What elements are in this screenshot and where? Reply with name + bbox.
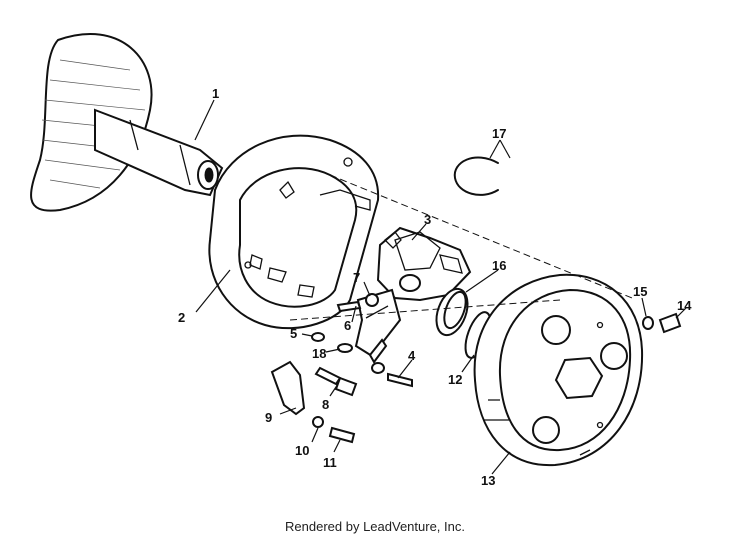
- part-13-clutch-cover: [473, 273, 644, 467]
- part-11-bolt: [328, 426, 356, 444]
- part-16-bearing-ring: [435, 287, 469, 337]
- callout-2: 2: [178, 310, 185, 325]
- callout-1: 1: [212, 86, 219, 101]
- part-8-pin: [314, 366, 358, 397]
- callout-6: 6: [344, 318, 351, 333]
- footer-credit: Rendered by LeadVenture, Inc.: [285, 519, 465, 534]
- callout-7: 7: [353, 270, 360, 285]
- callout-3: 3: [424, 212, 431, 227]
- part-1-shaft-sheave: [30, 33, 224, 212]
- callout-15: 15: [633, 284, 647, 299]
- callout-8: 8: [322, 397, 329, 412]
- part-2-clutch-drum: [208, 134, 380, 330]
- part-5-nut: [311, 332, 325, 342]
- part-9-bracket: [270, 360, 306, 416]
- part-14-bolt: [658, 312, 682, 334]
- callout-13: 13: [481, 473, 495, 488]
- part-3-spider-assembly: [376, 226, 472, 302]
- callout-14: 14: [677, 298, 692, 313]
- callout-18: 18: [312, 346, 326, 361]
- part-4-bolt: [371, 362, 413, 388]
- leader-lines: [194, 99, 687, 475]
- callout-17: 17: [492, 126, 506, 141]
- callout-5: 5: [290, 326, 297, 341]
- part-15-washer: [642, 316, 654, 330]
- callout-4: 4: [408, 348, 416, 363]
- callout-16: 16: [492, 258, 506, 273]
- callout-9: 9: [265, 410, 272, 425]
- part-arm-linkage: [336, 288, 402, 364]
- part-17-clip: [453, 156, 499, 196]
- part-10-washer: [312, 416, 324, 428]
- callout-12: 12: [448, 372, 462, 387]
- callout-labels: 1 2 3 4 5 6 7 8 9 10 11 12 13 14 15 16 1…: [178, 86, 692, 488]
- callout-10: 10: [295, 443, 309, 458]
- callout-11: 11: [323, 455, 337, 470]
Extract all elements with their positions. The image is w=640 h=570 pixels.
━━━━━━━━
_WHAT YOU ARE ASKED TO DO_.
Lay out every line of the records above as a Markdown table with the columns Row and Line, numbering the rows and skipping any blank lines. Leave the pictures out.

_PROBLEM SOLUTION_.
| Row | Line |
|---|---|
| 1 | What elements are in this screenshot and where? Reply with name + bbox. |
| 2 | - part-13-clutch-cover: [473, 273, 644, 467] |
| 3 | - part-11-bolt: [328, 426, 356, 444] |
| 4 | - part-16-bearing-ring: [435, 287, 469, 337] |
| 5 | - callout-2: 2: [178, 310, 185, 325] |
| 6 | - callout-1: 1: [212, 86, 219, 101] |
| 7 | - part-8-pin: [314, 366, 358, 397] |
| 8 | - callout-6: 6: [344, 318, 351, 333] |
| 9 | - footer-credit: Rendered by LeadVenture, Inc.: [285, 519, 465, 534] |
| 10 | - callout-7: 7: [353, 270, 360, 285] |
| 11 | - callout-3: 3: [424, 212, 431, 227] |
| 12 | - part-1-shaft-sheave: [30, 33, 224, 212] |
| 13 | - callout-15: 15: [633, 284, 647, 299] |
| 14 | - callout-8: 8: [322, 397, 329, 412] |
| 15 | - part-2-clutch-drum: [208, 134, 380, 330] |
| 16 | - part-5-nut: [311, 332, 325, 342] |
| 17 | - part-9-bracket: [270, 360, 306, 416] |
| 18 | - part-14-bolt: [658, 312, 682, 334] |
| 19 | - callout-13: 13: [481, 473, 495, 488] |
| 20 | - part-3-spider-assembly: [376, 226, 472, 302] |
| 21 | - callout-14: 14: [677, 298, 692, 313] |
| 22 | - callout-18: 18: [312, 346, 326, 361] |
| 23 | - part-4-bolt: [371, 362, 413, 388] |
| 24 | - leader-lines: [194, 99, 687, 475] |
| 25 | - callout-17: 17: [492, 126, 506, 141] |
| 26 | - callout-5: 5: [290, 326, 297, 341] |
| 27 | - part-15-washer: [642, 316, 654, 330] |
| 28 | - callout-4: 4: [408, 348, 416, 363] |
| 29 | - callout-16: 16: [492, 258, 506, 273] |
| 30 | - callout-9: 9: [265, 410, 272, 425] |
| 31 | - part-arm-linkage: [336, 288, 402, 364] |
| 32 | - part-17-clip: [453, 156, 499, 196] |
| 33 | - part-10-washer: [312, 416, 324, 428] |
| 34 | - callout-12: 12: [448, 372, 462, 387] |
| 35 | - callout-labels: 1 2 3 4 5 6 7 8 9 10 11 12 13 14 15 16 1…: [178, 86, 692, 488] |
| 36 | - callout-10: 10: [295, 443, 309, 458] |
| 37 | - callout-11: 11: [323, 455, 337, 470] |
| 38 | Extract all elements with their positions. The image is w=640 h=570 pixels. |